Stored data

========

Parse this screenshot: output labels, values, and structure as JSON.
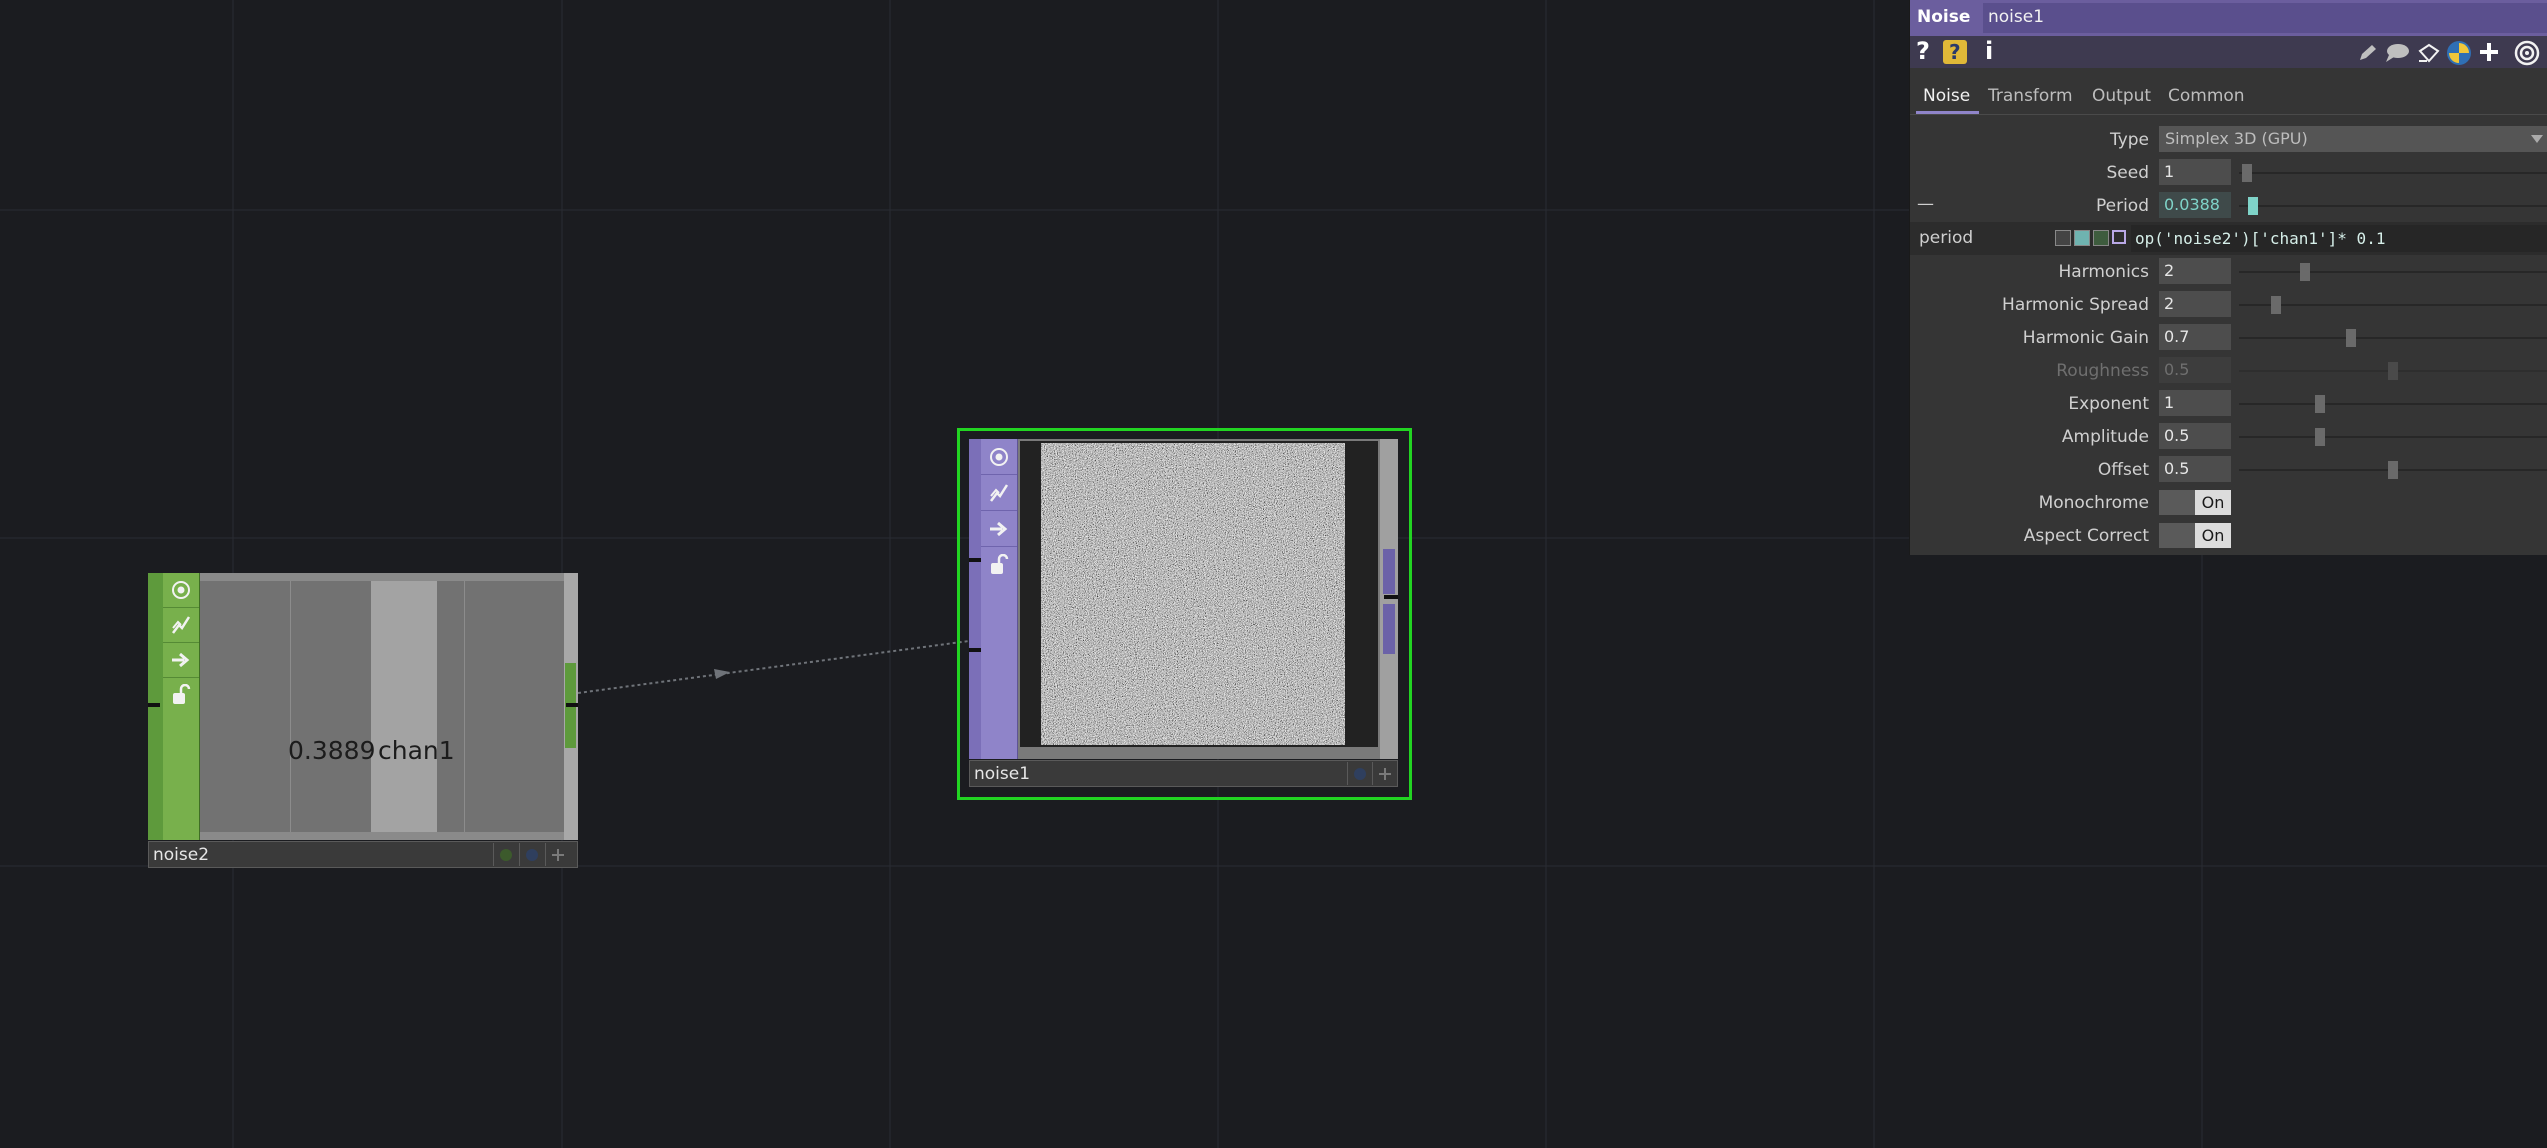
{
  "network": {
    "noise2": {
      "name": "noise2",
      "value_text": "0.3889",
      "channel_text": "chan1"
    },
    "noise1": {
      "name": "noise1"
    }
  },
  "panel": {
    "op_type": "Noise",
    "op_name": "noise1",
    "tabs": [
      "Noise",
      "Transform",
      "Output",
      "Common"
    ],
    "active_tab": "Noise",
    "type_label": "Type",
    "type_value": "Simplex 3D (GPU)",
    "params": [
      {
        "label": "Seed",
        "value": "1",
        "slider": 0.01
      },
      {
        "label": "Period",
        "value": "0.0388",
        "slider": 0.02,
        "expr": true
      }
    ],
    "expr_row": {
      "name": "period",
      "collapse_symbol": "—",
      "expression": "op('noise2')['chan1']* 0.1"
    },
    "params2": [
      {
        "label": "Harmonics",
        "value": "2",
        "slider": 0.13
      },
      {
        "label": "Harmonic Spread",
        "value": "2",
        "slider": 0.07
      },
      {
        "label": "Harmonic Gain",
        "value": "0.7",
        "slider": 0.22
      },
      {
        "label": "Roughness",
        "value": "0.5",
        "slider": 0.31,
        "disabled": true
      },
      {
        "label": "Exponent",
        "value": "1",
        "slider": 0.16
      },
      {
        "label": "Amplitude",
        "value": "0.5",
        "slider": 0.16
      },
      {
        "label": "Offset",
        "value": "0.5",
        "slider": 0.31
      }
    ],
    "toggles": [
      {
        "label": "Monochrome",
        "value": "On"
      },
      {
        "label": "Aspect Correct",
        "value": "On"
      }
    ],
    "toolbar_icons": [
      "help-icon",
      "python-help-icon",
      "info-icon",
      "edit-icon",
      "comment-icon",
      "clone-icon",
      "python-icon",
      "add-icon",
      "target-icon"
    ],
    "toolbar_glyphs": {
      "help": "?",
      "info": "i"
    }
  },
  "colors": {
    "background": "#1b1c20",
    "chop_green": "#78b04c",
    "top_purple": "#8f84c9",
    "selected_border": "#22d422",
    "expression_teal": "#7fd3c8"
  }
}
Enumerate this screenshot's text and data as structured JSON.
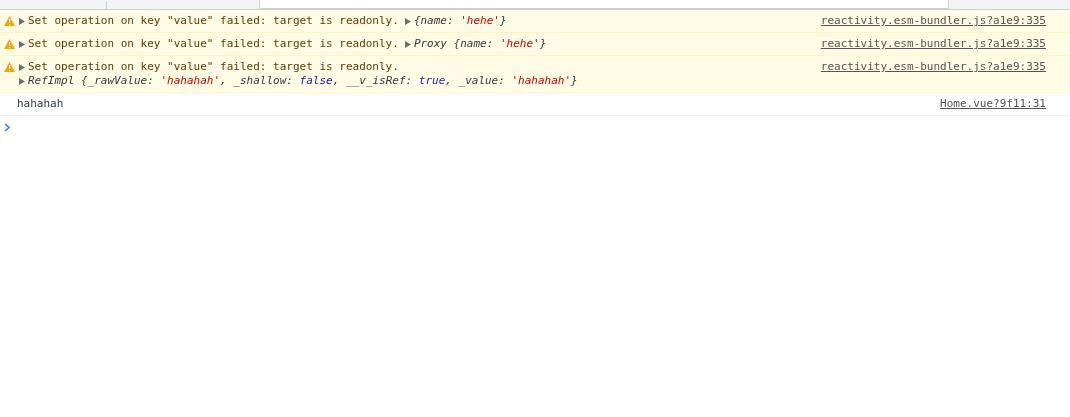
{
  "messages": [
    {
      "kind": "warning",
      "expanded": false,
      "text": "Set operation on key \"value\" failed: target is readonly.",
      "object": {
        "expanded": false,
        "tokens": [
          {
            "kind": "plain",
            "text": "{name: "
          },
          {
            "kind": "string",
            "text": "'hehe'"
          },
          {
            "kind": "plain",
            "text": "}"
          }
        ]
      },
      "source": "reactivity.esm-bundler.js?a1e9:335"
    },
    {
      "kind": "warning",
      "expanded": false,
      "text": "Set operation on key \"value\" failed: target is readonly.",
      "object": {
        "expanded": false,
        "tokens": [
          {
            "kind": "plain",
            "text": "Proxy {name: "
          },
          {
            "kind": "string",
            "text": "'hehe'"
          },
          {
            "kind": "plain",
            "text": "}"
          }
        ]
      },
      "source": "reactivity.esm-bundler.js?a1e9:335"
    },
    {
      "kind": "warning",
      "expanded": false,
      "text": "Set operation on key \"value\" failed: target is readonly.",
      "object": {
        "expanded": false,
        "tokens": [
          {
            "kind": "plain",
            "text": "RefImpl {_rawValue: "
          },
          {
            "kind": "string",
            "text": "'hahahah'"
          },
          {
            "kind": "plain",
            "text": ", _shallow: "
          },
          {
            "kind": "bool",
            "text": "false"
          },
          {
            "kind": "plain",
            "text": ", __v_isRef: "
          },
          {
            "kind": "bool",
            "text": "true"
          },
          {
            "kind": "plain",
            "text": ", _value: "
          },
          {
            "kind": "string",
            "text": "'hahahah'"
          },
          {
            "kind": "plain",
            "text": "}"
          }
        ]
      },
      "source": "reactivity.esm-bundler.js?a1e9:335"
    },
    {
      "kind": "log",
      "text": "hahahah",
      "source": "Home.vue?9f11:31"
    }
  ]
}
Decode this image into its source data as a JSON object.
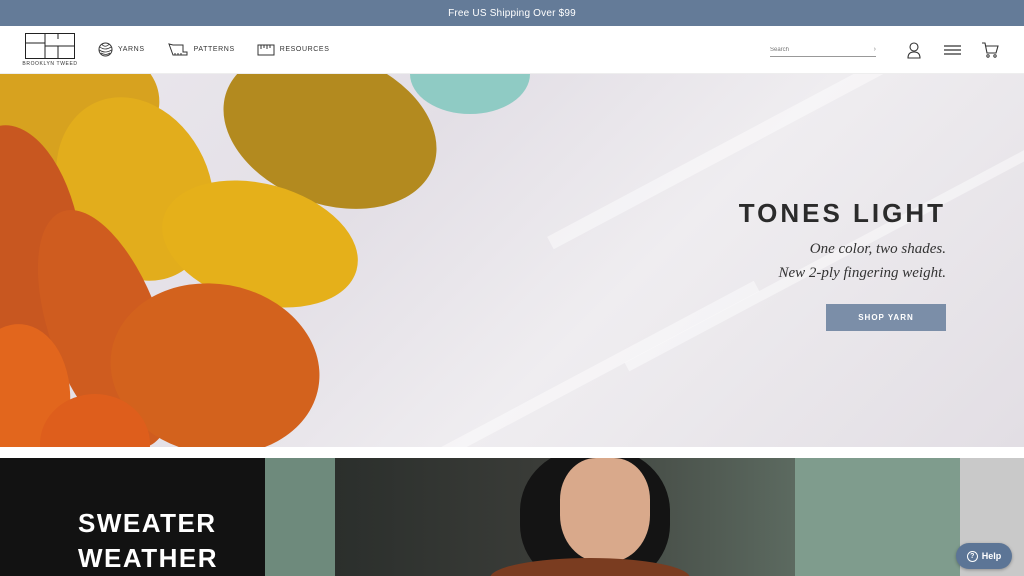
{
  "promo": {
    "text": "Free US Shipping Over $99"
  },
  "header": {
    "logo_text": "BROOKLYN TWEED",
    "nav": [
      {
        "label": "YARNS",
        "icon": "yarn-ball-icon"
      },
      {
        "label": "PATTERNS",
        "icon": "pattern-icon"
      },
      {
        "label": "RESOURCES",
        "icon": "ruler-icon"
      }
    ],
    "search": {
      "placeholder": "Search",
      "submit": "›"
    },
    "icons": [
      "account-icon",
      "menu-icon",
      "cart-icon"
    ]
  },
  "hero": {
    "title": "TONES LIGHT",
    "subtitle_line1": "One color, two shades.",
    "subtitle_line2": "New 2-ply fingering weight.",
    "button": "SHOP YARN"
  },
  "section2": {
    "title_line1": "SWEATER",
    "title_line2": "WEATHER"
  },
  "help": {
    "label": "Help",
    "icon_glyph": "?"
  },
  "colors": {
    "promo_bg": "#647b98",
    "button_bg": "#7b8ea8",
    "help_bg": "#5c7596"
  }
}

========

▶ **GIVEN REQUEST**: Pictures are not part of the copy; reproduce everything else in the records exactly.

▶ **ANSWER TO THIS TASK**:
Parse this screenshot: output labels, values, and structure as JSON.
{
  "network": {
    "noise2": {
      "name": "noise2",
      "value_text": "0.3889",
      "channel_text": "chan1"
    },
    "noise1": {
      "name": "noise1"
    }
  },
  "panel": {
    "op_type": "Noise",
    "op_name": "noise1",
    "tabs": [
      "Noise",
      "Transform",
      "Output",
      "Common"
    ],
    "active_tab": "Noise",
    "type_label": "Type",
    "type_value": "Simplex 3D (GPU)",
    "params": [
      {
        "label": "Seed",
        "value": "1",
        "slider": 0.01
      },
      {
        "label": "Period",
        "value": "0.0388",
        "slider": 0.02,
        "expr": true
      }
    ],
    "expr_row": {
      "name": "period",
      "collapse_symbol": "—",
      "expression": "op('noise2')['chan1']* 0.1"
    },
    "params2": [
      {
        "label": "Harmonics",
        "value": "2",
        "slider": 0.13
      },
      {
        "label": "Harmonic Spread",
        "value": "2",
        "slider": 0.07
      },
      {
        "label": "Harmonic Gain",
        "value": "0.7",
        "slider": 0.22
      },
      {
        "label": "Roughness",
        "value": "0.5",
        "slider": 0.31,
        "disabled": true
      },
      {
        "label": "Exponent",
        "value": "1",
        "slider": 0.16
      },
      {
        "label": "Amplitude",
        "value": "0.5",
        "slider": 0.16
      },
      {
        "label": "Offset",
        "value": "0.5",
        "slider": 0.31
      }
    ],
    "toggles": [
      {
        "label": "Monochrome",
        "value": "On"
      },
      {
        "label": "Aspect Correct",
        "value": "On"
      }
    ],
    "toolbar_icons": [
      "help-icon",
      "python-help-icon",
      "info-icon",
      "edit-icon",
      "comment-icon",
      "clone-icon",
      "python-icon",
      "add-icon",
      "target-icon"
    ],
    "toolbar_glyphs": {
      "help": "?",
      "info": "i"
    }
  },
  "colors": {
    "background": "#1b1c20",
    "chop_green": "#78b04c",
    "top_purple": "#8f84c9",
    "selected_border": "#22d422",
    "expression_teal": "#7fd3c8"
  }
}
Enumerate this screenshot's text and data as structured JSON.
{
  "messages": [
    {
      "kind": "warning",
      "expanded": false,
      "text": "Set operation on key \"value\" failed: target is readonly.",
      "object": {
        "expanded": false,
        "tokens": [
          {
            "kind": "plain",
            "text": "{name: "
          },
          {
            "kind": "string",
            "text": "'hehe'"
          },
          {
            "kind": "plain",
            "text": "}"
          }
        ]
      },
      "source": "reactivity.esm-bundler.js?a1e9:335"
    },
    {
      "kind": "warning",
      "expanded": false,
      "text": "Set operation on key \"value\" failed: target is readonly.",
      "object": {
        "expanded": false,
        "tokens": [
          {
            "kind": "plain",
            "text": "Proxy {name: "
          },
          {
            "kind": "string",
            "text": "'hehe'"
          },
          {
            "kind": "plain",
            "text": "}"
          }
        ]
      },
      "source": "reactivity.esm-bundler.js?a1e9:335"
    },
    {
      "kind": "warning",
      "expanded": false,
      "text": "Set operation on key \"value\" failed: target is readonly.",
      "object": {
        "expanded": false,
        "tokens": [
          {
            "kind": "plain",
            "text": "RefImpl {_rawValue: "
          },
          {
            "kind": "string",
            "text": "'hahahah'"
          },
          {
            "kind": "plain",
            "text": ", _shallow: "
          },
          {
            "kind": "bool",
            "text": "false"
          },
          {
            "kind": "plain",
            "text": ", __v_isRef: "
          },
          {
            "kind": "bool",
            "text": "true"
          },
          {
            "kind": "plain",
            "text": ", _value: "
          },
          {
            "kind": "string",
            "text": "'hahahah'"
          },
          {
            "kind": "plain",
            "text": "}"
          }
        ]
      },
      "source": "reactivity.esm-bundler.js?a1e9:335"
    },
    {
      "kind": "log",
      "text": "hahahah",
      "source": "Home.vue?9f11:31"
    }
  ]
}
Decode this image into its source data as a JSON object.
{
  "promo": {
    "text": "Free US Shipping Over $99"
  },
  "header": {
    "logo_text": "BROOKLYN TWEED",
    "nav": [
      {
        "label": "YARNS",
        "icon": "yarn-ball-icon"
      },
      {
        "label": "PATTERNS",
        "icon": "pattern-icon"
      },
      {
        "label": "RESOURCES",
        "icon": "ruler-icon"
      }
    ],
    "search": {
      "placeholder": "Search",
      "submit": "›"
    },
    "icons": [
      "account-icon",
      "menu-icon",
      "cart-icon"
    ]
  },
  "hero": {
    "title": "TONES LIGHT",
    "subtitle_line1": "One color, two shades.",
    "subtitle_line2": "New 2-ply fingering weight.",
    "button": "SHOP YARN"
  },
  "section2": {
    "title_line1": "SWEATER",
    "title_line2": "WEATHER"
  },
  "help": {
    "label": "Help",
    "icon_glyph": "?"
  },
  "colors": {
    "promo_bg": "#647b98",
    "button_bg": "#7b8ea8",
    "help_bg": "#5c7596"
  }
}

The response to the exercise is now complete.